### PROBLEM TO WORK ON
Pull every line containing "values" out of the material below.

### DATA ENTRIES
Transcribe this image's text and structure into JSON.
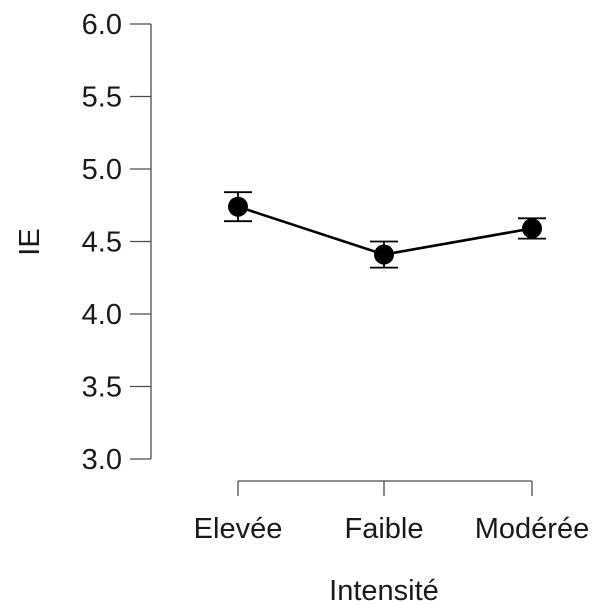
{
  "chart_data": {
    "type": "line",
    "categories": [
      "Elevée",
      "Faible",
      "Modérée"
    ],
    "values": [
      4.74,
      4.41,
      4.59
    ],
    "error_low": [
      4.64,
      4.32,
      4.52
    ],
    "error_high": [
      4.84,
      4.5,
      4.66
    ],
    "xlabel": "Intensité",
    "ylabel": "IE",
    "ylim": [
      3.0,
      6.0
    ],
    "yticks": [
      "3.0",
      "3.5",
      "4.0",
      "4.5",
      "5.0",
      "5.5",
      "6.0"
    ],
    "grid": false,
    "colors": {
      "line": "#000000",
      "marker": "#000000",
      "axis": "#4d4d4d",
      "text": "#1a1a1a"
    }
  }
}
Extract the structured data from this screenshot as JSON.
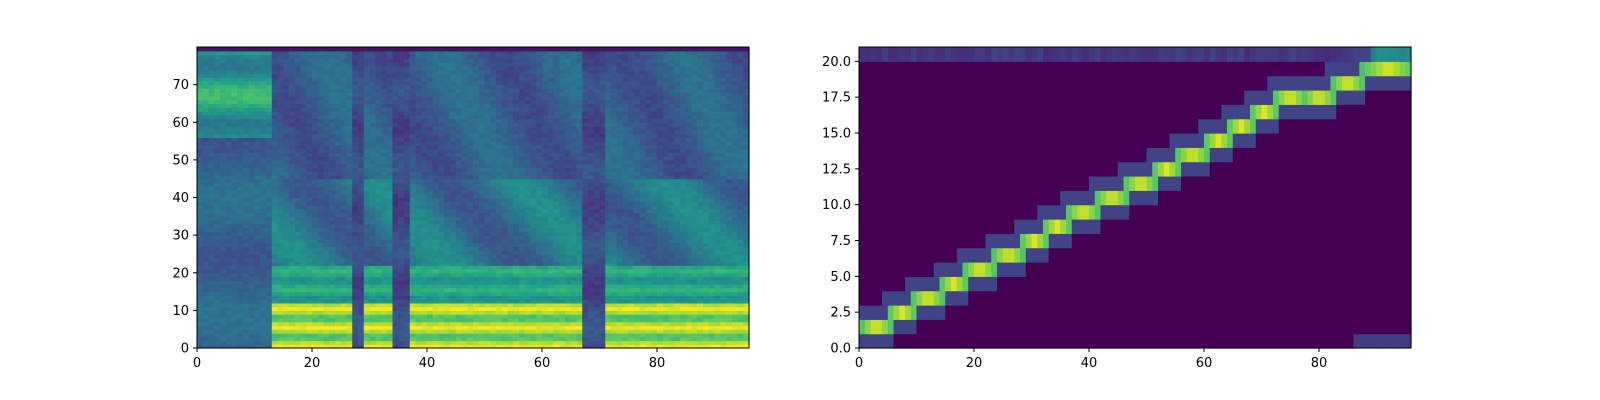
{
  "chart_data": [
    {
      "type": "heatmap",
      "title": "",
      "xlabel": "",
      "ylabel": "",
      "xlim": [
        0,
        96
      ],
      "ylim": [
        0,
        80
      ],
      "origin": "lower",
      "colormap": "viridis",
      "grid": false,
      "legend": "none",
      "x_ticks": [
        0,
        20,
        40,
        60,
        80
      ],
      "x_tick_labels": [
        "0",
        "20",
        "40",
        "60",
        "80"
      ],
      "y_ticks": [
        0,
        10,
        20,
        30,
        40,
        50,
        60,
        70
      ],
      "y_tick_labels": [
        "0",
        "10",
        "20",
        "30",
        "40",
        "50",
        "60",
        "70"
      ],
      "shape": {
        "cols": 96,
        "rows": 80
      },
      "description_note": "mel-spectrogram-like intensities; low bins bright (yellow) during voiced segments",
      "segments": [
        {
          "x": [
            0,
            13
          ],
          "profile": "upper-bright"
        },
        {
          "x": [
            13,
            27
          ],
          "profile": "voiced"
        },
        {
          "x": [
            27,
            29
          ],
          "profile": "gap"
        },
        {
          "x": [
            29,
            34
          ],
          "profile": "voiced"
        },
        {
          "x": [
            34,
            37
          ],
          "profile": "gap"
        },
        {
          "x": [
            37,
            67
          ],
          "profile": "voiced"
        },
        {
          "x": [
            67,
            71
          ],
          "profile": "gap"
        },
        {
          "x": [
            71,
            96
          ],
          "profile": "voiced"
        }
      ]
    },
    {
      "type": "heatmap",
      "title": "",
      "xlabel": "",
      "ylabel": "",
      "xlim": [
        0,
        96
      ],
      "ylim": [
        0,
        21
      ],
      "origin": "lower",
      "colormap": "viridis",
      "grid": false,
      "legend": "none",
      "x_ticks": [
        0,
        20,
        40,
        60,
        80
      ],
      "x_tick_labels": [
        "0",
        "20",
        "40",
        "60",
        "80"
      ],
      "y_ticks": [
        0,
        2.5,
        5,
        7.5,
        10,
        12.5,
        15,
        17.5,
        20
      ],
      "y_tick_labels": [
        "0.0",
        "2.5",
        "5.0",
        "7.5",
        "10.0",
        "12.5",
        "15.0",
        "17.5",
        "20.0"
      ],
      "shape": {
        "cols": 96,
        "rows": 21
      },
      "description_note": "alignment matrix; bright diagonal path from bottom-left to top-right",
      "alignment_path": [
        {
          "x": 0,
          "y": 1
        },
        {
          "x": 5,
          "y": 2
        },
        {
          "x": 9,
          "y": 3
        },
        {
          "x": 14,
          "y": 4
        },
        {
          "x": 18,
          "y": 5
        },
        {
          "x": 23,
          "y": 6
        },
        {
          "x": 28,
          "y": 7
        },
        {
          "x": 32,
          "y": 8
        },
        {
          "x": 36,
          "y": 9
        },
        {
          "x": 41,
          "y": 10
        },
        {
          "x": 46,
          "y": 11
        },
        {
          "x": 51,
          "y": 12
        },
        {
          "x": 55,
          "y": 13
        },
        {
          "x": 60,
          "y": 14
        },
        {
          "x": 64,
          "y": 15
        },
        {
          "x": 68,
          "y": 16
        },
        {
          "x": 72,
          "y": 17
        },
        {
          "x": 77,
          "y": 17
        },
        {
          "x": 82,
          "y": 18
        },
        {
          "x": 87,
          "y": 19
        }
      ]
    }
  ]
}
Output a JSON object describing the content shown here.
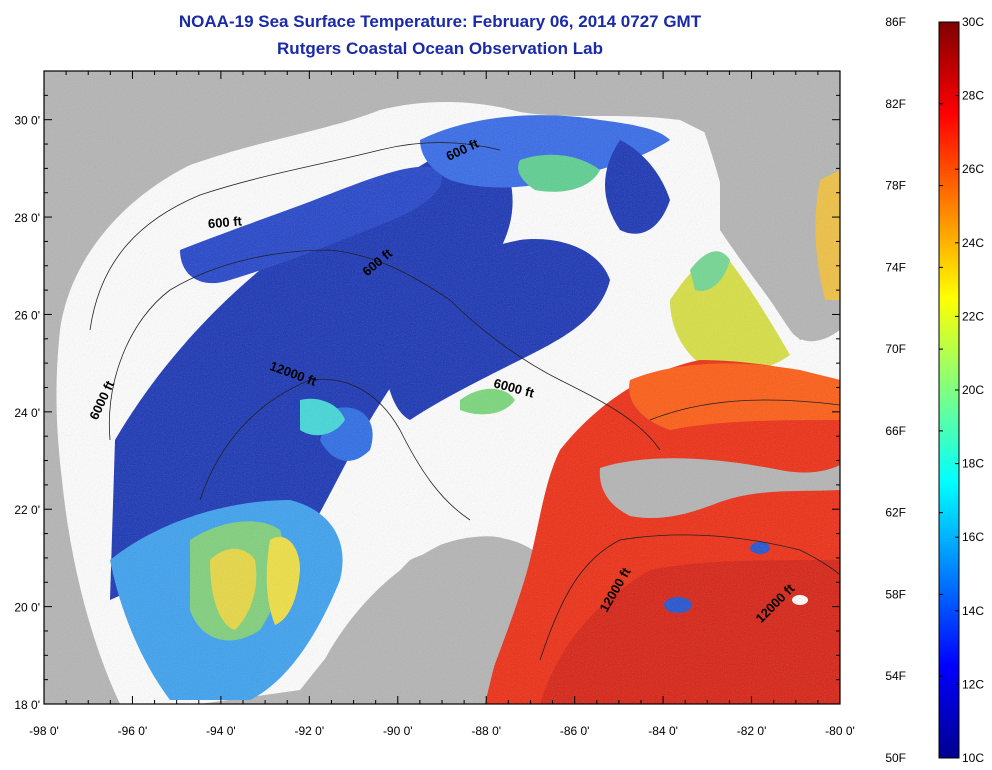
{
  "title": "NOAA-19 Sea Surface Temperature:  February 06, 2014 0727 GMT",
  "subtitle": "Rutgers Coastal Ocean Observation Lab",
  "map": {
    "lat_ticks": [
      {
        "value": 30,
        "label": "30 0'"
      },
      {
        "value": 28,
        "label": "28 0'"
      },
      {
        "value": 26,
        "label": "26 0'"
      },
      {
        "value": 24,
        "label": "24 0'"
      },
      {
        "value": 22,
        "label": "22 0'"
      },
      {
        "value": 20,
        "label": "20 0'"
      },
      {
        "value": 18,
        "label": "18 0'"
      }
    ],
    "lon_ticks": [
      {
        "value": -98,
        "label": "-98 0'"
      },
      {
        "value": -96,
        "label": "-96 0'"
      },
      {
        "value": -94,
        "label": "-94 0'"
      },
      {
        "value": -92,
        "label": "-92 0'"
      },
      {
        "value": -90,
        "label": "-90 0'"
      },
      {
        "value": -88,
        "label": "-88 0'"
      },
      {
        "value": -86,
        "label": "-86 0'"
      },
      {
        "value": -84,
        "label": "-84 0'"
      },
      {
        "value": -82,
        "label": "-82 0'"
      },
      {
        "value": -80,
        "label": "-80 0'"
      }
    ],
    "lat_range": [
      18,
      31
    ],
    "lon_range": [
      -98,
      -80
    ],
    "contour_labels": [
      {
        "text": "600 ft",
        "lon": -93.9,
        "lat": 27.8
      },
      {
        "text": "600 ft",
        "lon": -88.5,
        "lat": 29.3
      },
      {
        "text": "600 ft",
        "lon": -90.4,
        "lat": 27.0
      },
      {
        "text": "6000 ft",
        "lon": -96.6,
        "lat": 24.2
      },
      {
        "text": "12000 ft",
        "lon": -92.4,
        "lat": 24.7
      },
      {
        "text": "6000 ft",
        "lon": -87.4,
        "lat": 24.4
      },
      {
        "text": "12000 ft",
        "lon": -85.0,
        "lat": 20.3
      },
      {
        "text": "12000 ft",
        "lon": -81.4,
        "lat": 20.0
      }
    ],
    "colors": {
      "land": "#b4b4b4",
      "cloud": "#ffffff",
      "cold_blue": "#0a28b0",
      "mid_blue": "#1e64e6",
      "warm_red": "#ee2a10",
      "orange": "#ff7a10",
      "yellow": "#f0e040",
      "green": "#60d080"
    }
  },
  "colorbar": {
    "f_labels": [
      "86F",
      "82F",
      "78F",
      "74F",
      "70F",
      "66F",
      "62F",
      "58F",
      "54F",
      "50F"
    ],
    "c_labels": [
      "30C",
      "28C",
      "26C",
      "24C",
      "22C",
      "20C",
      "18C",
      "16C",
      "14C",
      "12C",
      "10C"
    ],
    "range_c": [
      10,
      30
    ],
    "range_f": [
      50,
      86
    ],
    "stops": [
      "#00008f",
      "#0000ff",
      "#0080ff",
      "#00ffff",
      "#80ff80",
      "#ffff00",
      "#ff8000",
      "#ff0000",
      "#800000"
    ]
  }
}
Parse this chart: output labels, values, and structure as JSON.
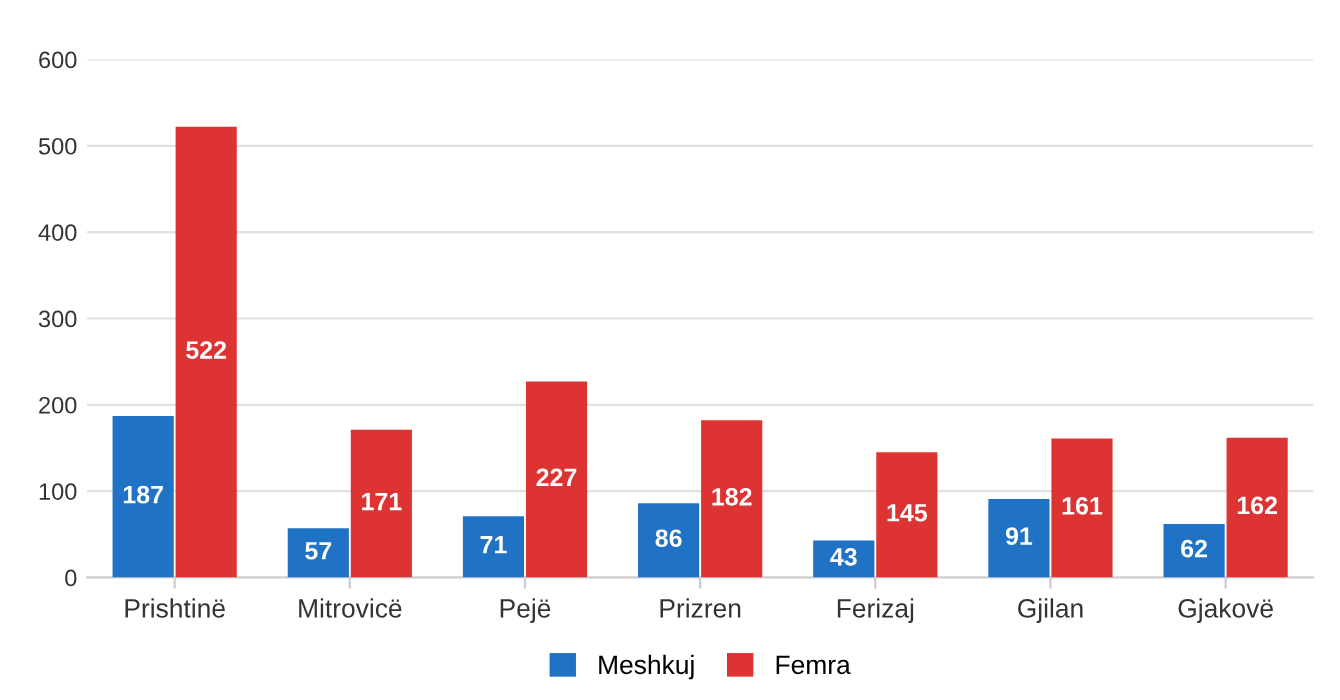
{
  "chart_data": {
    "type": "bar",
    "categories": [
      "Prishtinë",
      "Mitrovicë",
      "Pejë",
      "Prizren",
      "Ferizaj",
      "Gjilan",
      "Gjakovë"
    ],
    "series": [
      {
        "name": "Meshkuj",
        "color": "#1f72c4",
        "values": [
          187,
          57,
          71,
          86,
          43,
          91,
          62
        ]
      },
      {
        "name": "Femra",
        "color": "#dd3333",
        "values": [
          522,
          171,
          227,
          182,
          145,
          161,
          162
        ]
      }
    ],
    "ylim": [
      0,
      600
    ],
    "yticks": [
      0,
      100,
      200,
      300,
      400,
      500,
      600
    ],
    "grid": "y",
    "legend": "bottom",
    "data_labels": true
  }
}
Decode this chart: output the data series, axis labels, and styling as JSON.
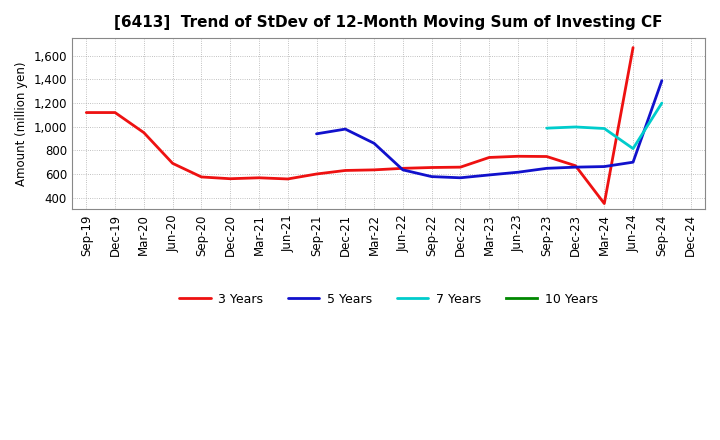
{
  "title": "[6413]  Trend of StDev of 12-Month Moving Sum of Investing CF",
  "ylabel": "Amount (million yen)",
  "background_color": "#ffffff",
  "plot_bg_color": "#ffffff",
  "grid_color": "#999999",
  "ylim": [
    300,
    1750
  ],
  "yticks": [
    400,
    600,
    800,
    1000,
    1200,
    1400,
    1600
  ],
  "x_labels": [
    "Sep-19",
    "Dec-19",
    "Mar-20",
    "Jun-20",
    "Sep-20",
    "Dec-20",
    "Mar-21",
    "Jun-21",
    "Sep-21",
    "Dec-21",
    "Mar-22",
    "Jun-22",
    "Sep-22",
    "Dec-22",
    "Mar-23",
    "Jun-23",
    "Sep-23",
    "Dec-23",
    "Mar-24",
    "Jun-24",
    "Sep-24",
    "Dec-24"
  ],
  "series": {
    "3 Years": {
      "color": "#ee1111",
      "data_x": [
        0,
        1,
        2,
        3,
        4,
        5,
        6,
        7,
        8,
        9,
        10,
        11,
        12,
        13,
        14,
        15,
        16,
        17,
        18,
        19,
        20
      ],
      "data_y": [
        1120,
        1120,
        950,
        690,
        575,
        560,
        568,
        558,
        600,
        630,
        635,
        648,
        655,
        658,
        740,
        750,
        748,
        670,
        350,
        1670,
        null
      ]
    },
    "5 Years": {
      "color": "#1111cc",
      "data_x": [
        8,
        9,
        10,
        11,
        12,
        13,
        14,
        15,
        16,
        17,
        18,
        19,
        20
      ],
      "data_y": [
        940,
        980,
        860,
        635,
        578,
        568,
        592,
        615,
        648,
        658,
        663,
        700,
        1390
      ]
    },
    "7 Years": {
      "color": "#00cccc",
      "data_x": [
        16,
        17,
        18,
        19,
        20
      ],
      "data_y": [
        988,
        998,
        985,
        815,
        1200
      ]
    },
    "10 Years": {
      "color": "#008800",
      "data_x": [],
      "data_y": []
    }
  },
  "legend_entries": [
    "3 Years",
    "5 Years",
    "7 Years",
    "10 Years"
  ],
  "legend_colors": [
    "#ee1111",
    "#1111cc",
    "#00cccc",
    "#008800"
  ],
  "title_fontsize": 11,
  "axis_fontsize": 8.5,
  "ylabel_fontsize": 8.5,
  "linewidth": 2.0
}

### EXERCISE ANSWER
    "values": [
Parse this chart: output labels, values, and structure as JSON.
        "values": [
        "values": [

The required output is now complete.